Element boundary records:

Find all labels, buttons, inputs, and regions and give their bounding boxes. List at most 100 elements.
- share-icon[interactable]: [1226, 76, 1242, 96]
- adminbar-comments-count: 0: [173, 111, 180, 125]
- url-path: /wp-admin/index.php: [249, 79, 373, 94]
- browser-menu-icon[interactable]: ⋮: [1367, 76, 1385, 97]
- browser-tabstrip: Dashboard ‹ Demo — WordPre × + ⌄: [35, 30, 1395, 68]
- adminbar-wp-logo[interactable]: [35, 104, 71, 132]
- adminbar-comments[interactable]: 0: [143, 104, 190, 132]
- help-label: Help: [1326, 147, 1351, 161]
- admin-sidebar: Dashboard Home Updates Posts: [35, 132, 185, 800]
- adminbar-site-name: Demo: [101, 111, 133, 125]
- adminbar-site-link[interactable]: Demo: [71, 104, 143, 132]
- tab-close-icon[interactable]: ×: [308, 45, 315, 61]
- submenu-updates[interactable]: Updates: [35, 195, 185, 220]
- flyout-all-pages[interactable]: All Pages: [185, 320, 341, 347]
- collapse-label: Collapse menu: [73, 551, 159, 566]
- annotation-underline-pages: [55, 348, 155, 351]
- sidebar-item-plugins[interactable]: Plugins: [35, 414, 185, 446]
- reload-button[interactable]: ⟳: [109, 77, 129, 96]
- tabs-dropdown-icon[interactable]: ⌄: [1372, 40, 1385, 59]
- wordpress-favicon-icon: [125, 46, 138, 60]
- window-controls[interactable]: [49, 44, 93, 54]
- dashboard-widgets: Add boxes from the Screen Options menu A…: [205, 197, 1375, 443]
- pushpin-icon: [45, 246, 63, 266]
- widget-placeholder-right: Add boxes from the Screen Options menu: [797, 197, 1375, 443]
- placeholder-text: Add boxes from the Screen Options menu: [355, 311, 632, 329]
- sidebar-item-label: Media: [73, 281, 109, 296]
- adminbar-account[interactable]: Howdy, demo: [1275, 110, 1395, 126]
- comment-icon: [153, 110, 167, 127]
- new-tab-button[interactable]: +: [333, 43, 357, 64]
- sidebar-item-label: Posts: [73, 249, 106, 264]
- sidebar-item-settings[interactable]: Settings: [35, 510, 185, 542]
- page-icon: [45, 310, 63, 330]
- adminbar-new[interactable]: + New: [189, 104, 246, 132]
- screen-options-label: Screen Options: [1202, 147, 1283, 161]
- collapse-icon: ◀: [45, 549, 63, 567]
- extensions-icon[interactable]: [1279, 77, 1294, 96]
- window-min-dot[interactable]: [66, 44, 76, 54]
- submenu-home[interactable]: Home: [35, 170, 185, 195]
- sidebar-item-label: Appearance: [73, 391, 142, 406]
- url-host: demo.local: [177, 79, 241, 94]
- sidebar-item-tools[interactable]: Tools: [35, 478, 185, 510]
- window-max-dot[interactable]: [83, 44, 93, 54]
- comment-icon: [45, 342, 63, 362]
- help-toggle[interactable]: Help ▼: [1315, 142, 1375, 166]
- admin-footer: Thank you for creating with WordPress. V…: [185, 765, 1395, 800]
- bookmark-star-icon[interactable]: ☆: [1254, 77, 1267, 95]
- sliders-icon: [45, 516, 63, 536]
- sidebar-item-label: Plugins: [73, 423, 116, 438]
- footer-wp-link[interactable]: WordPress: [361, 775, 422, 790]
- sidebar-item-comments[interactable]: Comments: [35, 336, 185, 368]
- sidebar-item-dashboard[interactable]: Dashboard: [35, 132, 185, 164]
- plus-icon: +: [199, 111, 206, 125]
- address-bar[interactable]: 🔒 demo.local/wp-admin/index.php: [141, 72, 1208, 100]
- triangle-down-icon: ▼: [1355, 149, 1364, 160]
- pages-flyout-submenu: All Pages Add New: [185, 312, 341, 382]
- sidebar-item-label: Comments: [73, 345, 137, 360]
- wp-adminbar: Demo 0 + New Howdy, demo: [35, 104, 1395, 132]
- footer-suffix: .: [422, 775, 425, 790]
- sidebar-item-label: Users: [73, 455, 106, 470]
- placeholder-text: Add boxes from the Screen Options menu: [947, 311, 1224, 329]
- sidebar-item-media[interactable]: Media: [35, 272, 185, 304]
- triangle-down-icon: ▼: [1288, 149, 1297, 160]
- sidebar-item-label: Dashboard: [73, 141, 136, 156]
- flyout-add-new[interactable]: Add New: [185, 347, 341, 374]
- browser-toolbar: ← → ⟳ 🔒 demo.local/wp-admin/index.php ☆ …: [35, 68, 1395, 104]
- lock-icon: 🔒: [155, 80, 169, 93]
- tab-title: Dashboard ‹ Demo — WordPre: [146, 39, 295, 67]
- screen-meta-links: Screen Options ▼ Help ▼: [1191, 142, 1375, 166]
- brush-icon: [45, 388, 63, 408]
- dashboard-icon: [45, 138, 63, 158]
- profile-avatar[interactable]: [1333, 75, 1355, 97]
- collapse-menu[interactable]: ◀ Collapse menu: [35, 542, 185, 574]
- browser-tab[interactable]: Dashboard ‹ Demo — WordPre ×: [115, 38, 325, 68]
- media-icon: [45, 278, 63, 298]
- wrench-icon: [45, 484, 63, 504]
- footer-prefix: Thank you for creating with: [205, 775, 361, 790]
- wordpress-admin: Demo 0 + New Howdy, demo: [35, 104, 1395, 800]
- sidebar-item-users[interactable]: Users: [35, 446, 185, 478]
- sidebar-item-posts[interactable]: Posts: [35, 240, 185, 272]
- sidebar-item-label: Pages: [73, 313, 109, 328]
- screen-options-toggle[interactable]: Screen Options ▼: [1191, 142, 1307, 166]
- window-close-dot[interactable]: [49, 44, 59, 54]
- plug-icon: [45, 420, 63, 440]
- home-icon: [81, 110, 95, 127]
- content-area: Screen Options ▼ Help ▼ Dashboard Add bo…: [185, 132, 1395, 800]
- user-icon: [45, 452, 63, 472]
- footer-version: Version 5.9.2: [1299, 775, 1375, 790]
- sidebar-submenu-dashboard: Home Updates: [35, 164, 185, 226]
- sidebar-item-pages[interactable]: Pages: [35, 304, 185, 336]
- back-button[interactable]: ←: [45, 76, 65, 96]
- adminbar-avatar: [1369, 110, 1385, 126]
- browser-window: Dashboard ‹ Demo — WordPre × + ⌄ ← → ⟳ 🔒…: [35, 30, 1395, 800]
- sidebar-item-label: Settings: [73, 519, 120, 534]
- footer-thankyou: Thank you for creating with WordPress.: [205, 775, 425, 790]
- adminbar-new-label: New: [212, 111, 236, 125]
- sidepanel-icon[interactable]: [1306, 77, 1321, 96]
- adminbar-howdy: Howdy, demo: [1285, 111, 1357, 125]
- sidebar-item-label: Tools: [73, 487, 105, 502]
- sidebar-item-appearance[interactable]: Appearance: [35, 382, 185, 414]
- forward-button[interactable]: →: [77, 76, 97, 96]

## [Instructions for the task]
Write out the data again, swapping "Screen Options" for "Display Options" everywhere and leaving everything else the same.

## [Completed task]
Find all labels, buttons, inputs, and regions and give their bounding boxes. List at most 100 elements.
- share-icon[interactable]: [1226, 76, 1242, 96]
- adminbar-comments-count: 0: [173, 111, 180, 125]
- url-path: /wp-admin/index.php: [249, 79, 373, 94]
- browser-menu-icon[interactable]: ⋮: [1367, 76, 1385, 97]
- browser-tabstrip: Dashboard ‹ Demo — WordPre × + ⌄: [35, 30, 1395, 68]
- adminbar-wp-logo[interactable]: [35, 104, 71, 132]
- adminbar-comments[interactable]: 0: [143, 104, 190, 132]
- help-label: Help: [1326, 147, 1351, 161]
- admin-sidebar: Dashboard Home Updates Posts: [35, 132, 185, 800]
- adminbar-site-name: Demo: [101, 111, 133, 125]
- adminbar-site-link[interactable]: Demo: [71, 104, 143, 132]
- tab-close-icon[interactable]: ×: [308, 45, 315, 61]
- submenu-updates[interactable]: Updates: [35, 195, 185, 220]
- flyout-all-pages[interactable]: All Pages: [185, 320, 341, 347]
- collapse-label: Collapse menu: [73, 551, 159, 566]
- annotation-underline-pages: [55, 348, 155, 351]
- sidebar-item-plugins[interactable]: Plugins: [35, 414, 185, 446]
- reload-button[interactable]: ⟳: [109, 77, 129, 96]
- tabs-dropdown-icon[interactable]: ⌄: [1372, 40, 1385, 59]
- wordpress-favicon-icon: [125, 46, 138, 60]
- window-controls[interactable]: [49, 44, 93, 54]
- dashboard-widgets: Add boxes from the Display Options menu A…: [205, 197, 1375, 443]
- pushpin-icon: [45, 246, 63, 266]
- widget-placeholder-right: Add boxes from the Display Options menu: [797, 197, 1375, 443]
- placeholder-text: Add boxes from the Display Options menu: [355, 311, 632, 329]
- sidebar-item-label: Media: [73, 281, 109, 296]
- adminbar-account[interactable]: Howdy, demo: [1275, 110, 1395, 126]
- comment-icon: [153, 110, 167, 127]
- new-tab-button[interactable]: +: [333, 43, 357, 64]
- sidebar-item-label: Posts: [73, 249, 106, 264]
- sidebar-item-settings[interactable]: Settings: [35, 510, 185, 542]
- page-icon: [45, 310, 63, 330]
- adminbar-new[interactable]: + New: [189, 104, 246, 132]
- screen-options-label: Display Options: [1202, 147, 1283, 161]
- collapse-icon: ◀: [45, 549, 63, 567]
- extensions-icon[interactable]: [1279, 77, 1294, 96]
- window-min-dot[interactable]: [66, 44, 76, 54]
- submenu-home[interactable]: Home: [35, 170, 185, 195]
- sidebar-item-label: Appearance: [73, 391, 142, 406]
- url-host: demo.local: [177, 79, 241, 94]
- sidebar-item-tools[interactable]: Tools: [35, 478, 185, 510]
- window-max-dot[interactable]: [83, 44, 93, 54]
- comment-icon: [45, 342, 63, 362]
- help-toggle[interactable]: Help ▼: [1315, 142, 1375, 166]
- admin-footer: Thank you for creating with WordPress. V…: [185, 765, 1395, 800]
- bookmark-star-icon[interactable]: ☆: [1254, 77, 1267, 95]
- sliders-icon: [45, 516, 63, 536]
- sidebar-item-label: Plugins: [73, 423, 116, 438]
- footer-wp-link[interactable]: WordPress: [361, 775, 422, 790]
- sidebar-item-comments[interactable]: Comments: [35, 336, 185, 368]
- sidebar-item-dashboard[interactable]: Dashboard: [35, 132, 185, 164]
- plus-icon: +: [199, 111, 206, 125]
- address-bar[interactable]: 🔒 demo.local/wp-admin/index.php: [141, 72, 1208, 100]
- triangle-down-icon: ▼: [1355, 149, 1364, 160]
- pages-flyout-submenu: All Pages Add New: [185, 312, 341, 382]
- sidebar-item-label: Comments: [73, 345, 137, 360]
- wp-adminbar: Demo 0 + New Howdy, demo: [35, 104, 1395, 132]
- footer-suffix: .: [422, 775, 425, 790]
- sidebar-item-label: Users: [73, 455, 106, 470]
- placeholder-text: Add boxes from the Display Options menu: [947, 311, 1224, 329]
- sidebar-item-media[interactable]: Media: [35, 272, 185, 304]
- triangle-down-icon: ▼: [1288, 149, 1297, 160]
- sidebar-item-label: Dashboard: [73, 141, 136, 156]
- flyout-add-new[interactable]: Add New: [185, 347, 341, 374]
- browser-toolbar: ← → ⟳ 🔒 demo.local/wp-admin/index.php ☆ …: [35, 68, 1395, 104]
- lock-icon: 🔒: [155, 80, 169, 93]
- tab-title: Dashboard ‹ Demo — WordPre: [146, 39, 295, 67]
- screen-meta-links: Display Options ▼ Help ▼: [1191, 142, 1375, 166]
- brush-icon: [45, 388, 63, 408]
- dashboard-icon: [45, 138, 63, 158]
- profile-avatar[interactable]: [1333, 75, 1355, 97]
- collapse-menu[interactable]: ◀ Collapse menu: [35, 542, 185, 574]
- browser-tab[interactable]: Dashboard ‹ Demo — WordPre ×: [115, 38, 325, 68]
- media-icon: [45, 278, 63, 298]
- wrench-icon: [45, 484, 63, 504]
- footer-prefix: Thank you for creating with: [205, 775, 361, 790]
- wordpress-admin: Demo 0 + New Howdy, demo: [35, 104, 1395, 800]
- sidebar-item-users[interactable]: Users: [35, 446, 185, 478]
- sidebar-item-posts[interactable]: Posts: [35, 240, 185, 272]
- sidebar-item-label: Pages: [73, 313, 109, 328]
- screen-options-toggle[interactable]: Display Options ▼: [1191, 142, 1307, 166]
- window-close-dot[interactable]: [49, 44, 59, 54]
- plug-icon: [45, 420, 63, 440]
- home-icon: [81, 110, 95, 127]
- content-area: Display Options ▼ Help ▼ Dashboard Add bo…: [185, 132, 1395, 800]
- user-icon: [45, 452, 63, 472]
- footer-version: Version 5.9.2: [1299, 775, 1375, 790]
- sidebar-submenu-dashboard: Home Updates: [35, 164, 185, 226]
- sidebar-item-pages[interactable]: Pages: [35, 304, 185, 336]
- back-button[interactable]: ←: [45, 76, 65, 96]
- adminbar-avatar: [1369, 110, 1385, 126]
- browser-window: Dashboard ‹ Demo — WordPre × + ⌄ ← → ⟳ 🔒…: [35, 30, 1395, 800]
- sidebar-item-label: Settings: [73, 519, 120, 534]
- footer-thankyou: Thank you for creating with WordPress.: [205, 775, 425, 790]
- adminbar-new-label: New: [212, 111, 236, 125]
- sidepanel-icon[interactable]: [1306, 77, 1321, 96]
- adminbar-howdy: Howdy, demo: [1285, 111, 1357, 125]
- sidebar-item-label: Tools: [73, 487, 105, 502]
- sidebar-item-appearance[interactable]: Appearance: [35, 382, 185, 414]
- forward-button[interactable]: →: [77, 76, 97, 96]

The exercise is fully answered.